#### Exercise instructions:
Count the lines below that include the word "name" and write that number alone.

## start Information shown

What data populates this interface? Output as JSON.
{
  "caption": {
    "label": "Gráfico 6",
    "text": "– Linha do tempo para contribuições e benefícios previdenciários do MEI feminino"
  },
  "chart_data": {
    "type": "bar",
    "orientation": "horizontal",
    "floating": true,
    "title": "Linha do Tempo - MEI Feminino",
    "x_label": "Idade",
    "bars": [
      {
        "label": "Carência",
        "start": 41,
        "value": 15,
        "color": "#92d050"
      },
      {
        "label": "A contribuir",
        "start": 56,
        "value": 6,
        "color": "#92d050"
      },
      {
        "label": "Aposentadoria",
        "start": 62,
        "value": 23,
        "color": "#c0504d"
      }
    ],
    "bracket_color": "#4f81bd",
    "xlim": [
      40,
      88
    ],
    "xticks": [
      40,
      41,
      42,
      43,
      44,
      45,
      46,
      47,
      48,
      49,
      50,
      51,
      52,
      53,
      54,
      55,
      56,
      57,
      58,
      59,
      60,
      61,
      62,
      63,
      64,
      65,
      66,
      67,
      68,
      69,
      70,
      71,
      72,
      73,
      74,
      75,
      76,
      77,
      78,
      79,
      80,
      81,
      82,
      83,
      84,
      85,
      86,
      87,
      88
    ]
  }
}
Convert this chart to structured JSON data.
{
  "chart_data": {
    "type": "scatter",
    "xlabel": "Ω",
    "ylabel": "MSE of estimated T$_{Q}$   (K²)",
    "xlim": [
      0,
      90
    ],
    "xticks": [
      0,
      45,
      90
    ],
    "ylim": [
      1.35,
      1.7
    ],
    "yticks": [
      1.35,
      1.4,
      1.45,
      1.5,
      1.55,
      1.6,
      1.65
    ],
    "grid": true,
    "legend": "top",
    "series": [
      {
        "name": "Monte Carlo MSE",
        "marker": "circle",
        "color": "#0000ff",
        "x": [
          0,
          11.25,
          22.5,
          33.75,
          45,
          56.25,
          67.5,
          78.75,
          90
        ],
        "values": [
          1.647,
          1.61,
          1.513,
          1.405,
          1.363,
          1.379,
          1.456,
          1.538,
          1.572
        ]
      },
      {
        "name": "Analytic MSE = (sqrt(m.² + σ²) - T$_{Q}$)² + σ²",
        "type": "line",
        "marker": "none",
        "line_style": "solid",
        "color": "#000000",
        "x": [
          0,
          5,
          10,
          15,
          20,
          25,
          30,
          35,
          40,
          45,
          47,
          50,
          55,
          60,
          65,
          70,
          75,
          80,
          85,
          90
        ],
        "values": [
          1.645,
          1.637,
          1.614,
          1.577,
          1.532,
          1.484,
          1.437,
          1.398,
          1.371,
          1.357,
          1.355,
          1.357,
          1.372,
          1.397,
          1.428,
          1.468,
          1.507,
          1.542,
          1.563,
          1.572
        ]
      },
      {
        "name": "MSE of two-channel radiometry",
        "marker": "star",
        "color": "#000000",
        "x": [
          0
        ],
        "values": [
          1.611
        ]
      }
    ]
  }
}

## end Information shown

#### The output:
3